**Given problem**. Extract the records in full, leaving every picture out.
::::::::
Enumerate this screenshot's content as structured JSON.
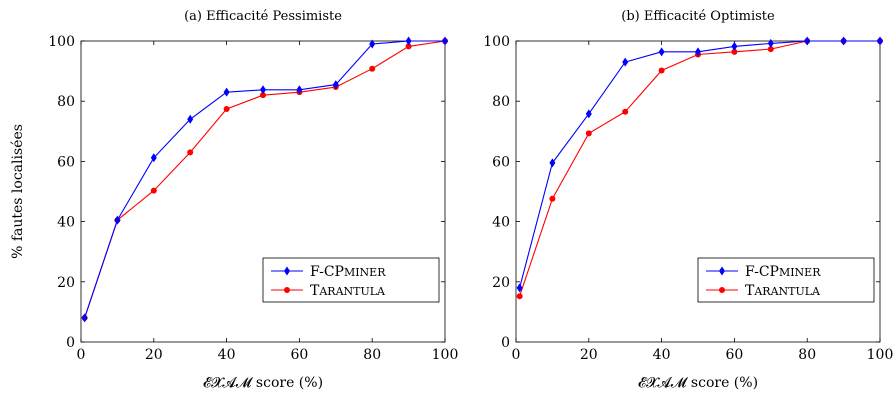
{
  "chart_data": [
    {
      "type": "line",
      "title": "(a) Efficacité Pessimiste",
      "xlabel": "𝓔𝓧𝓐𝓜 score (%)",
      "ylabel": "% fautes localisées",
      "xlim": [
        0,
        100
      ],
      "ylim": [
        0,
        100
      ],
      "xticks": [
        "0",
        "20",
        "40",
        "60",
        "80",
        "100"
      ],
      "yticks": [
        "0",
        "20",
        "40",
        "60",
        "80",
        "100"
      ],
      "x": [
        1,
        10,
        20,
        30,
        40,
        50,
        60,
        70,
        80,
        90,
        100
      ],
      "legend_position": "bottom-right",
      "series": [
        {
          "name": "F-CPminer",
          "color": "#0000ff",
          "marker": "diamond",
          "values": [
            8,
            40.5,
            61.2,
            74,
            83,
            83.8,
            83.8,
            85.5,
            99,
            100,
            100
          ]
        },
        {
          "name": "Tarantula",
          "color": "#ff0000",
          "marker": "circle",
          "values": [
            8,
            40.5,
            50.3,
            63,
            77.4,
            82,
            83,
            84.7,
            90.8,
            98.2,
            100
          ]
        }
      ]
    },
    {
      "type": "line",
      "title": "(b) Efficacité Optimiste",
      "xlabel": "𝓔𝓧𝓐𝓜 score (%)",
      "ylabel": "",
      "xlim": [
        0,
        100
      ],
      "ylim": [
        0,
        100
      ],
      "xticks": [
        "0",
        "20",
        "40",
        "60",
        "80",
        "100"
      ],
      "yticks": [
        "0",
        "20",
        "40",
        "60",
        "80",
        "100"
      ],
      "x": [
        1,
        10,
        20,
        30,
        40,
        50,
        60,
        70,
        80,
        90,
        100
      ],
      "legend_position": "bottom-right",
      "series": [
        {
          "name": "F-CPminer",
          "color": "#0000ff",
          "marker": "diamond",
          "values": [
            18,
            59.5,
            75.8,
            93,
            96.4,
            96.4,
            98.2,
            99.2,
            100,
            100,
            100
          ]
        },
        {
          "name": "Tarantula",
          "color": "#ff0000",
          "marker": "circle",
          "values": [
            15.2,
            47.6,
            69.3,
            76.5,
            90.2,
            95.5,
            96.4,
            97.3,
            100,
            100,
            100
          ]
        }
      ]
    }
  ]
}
::::::::
**The solution**.
Enumerate this screenshot's content as structured JSON.
{
  "chart_data": [
    {
      "type": "line",
      "title": "(a) Efficacité Pessimiste",
      "xlabel": "𝓔𝓧𝓐𝓜 score (%)",
      "ylabel": "% fautes localisées",
      "xlim": [
        0,
        100
      ],
      "ylim": [
        0,
        100
      ],
      "xticks": [
        "0",
        "20",
        "40",
        "60",
        "80",
        "100"
      ],
      "yticks": [
        "0",
        "20",
        "40",
        "60",
        "80",
        "100"
      ],
      "x": [
        1,
        10,
        20,
        30,
        40,
        50,
        60,
        70,
        80,
        90,
        100
      ],
      "legend_position": "bottom-right",
      "series": [
        {
          "name": "F-CPminer",
          "color": "#0000ff",
          "marker": "diamond",
          "values": [
            8,
            40.5,
            61.2,
            74,
            83,
            83.8,
            83.8,
            85.5,
            99,
            100,
            100
          ]
        },
        {
          "name": "Tarantula",
          "color": "#ff0000",
          "marker": "circle",
          "values": [
            8,
            40.5,
            50.3,
            63,
            77.4,
            82,
            83,
            84.7,
            90.8,
            98.2,
            100
          ]
        }
      ]
    },
    {
      "type": "line",
      "title": "(b) Efficacité Optimiste",
      "xlabel": "𝓔𝓧𝓐𝓜 score (%)",
      "ylabel": "",
      "xlim": [
        0,
        100
      ],
      "ylim": [
        0,
        100
      ],
      "xticks": [
        "0",
        "20",
        "40",
        "60",
        "80",
        "100"
      ],
      "yticks": [
        "0",
        "20",
        "40",
        "60",
        "80",
        "100"
      ],
      "x": [
        1,
        10,
        20,
        30,
        40,
        50,
        60,
        70,
        80,
        90,
        100
      ],
      "legend_position": "bottom-right",
      "series": [
        {
          "name": "F-CPminer",
          "color": "#0000ff",
          "marker": "diamond",
          "values": [
            18,
            59.5,
            75.8,
            93,
            96.4,
            96.4,
            98.2,
            99.2,
            100,
            100,
            100
          ]
        },
        {
          "name": "Tarantula",
          "color": "#ff0000",
          "marker": "circle",
          "values": [
            15.2,
            47.6,
            69.3,
            76.5,
            90.2,
            95.5,
            96.4,
            97.3,
            100,
            100,
            100
          ]
        }
      ]
    }
  ]
}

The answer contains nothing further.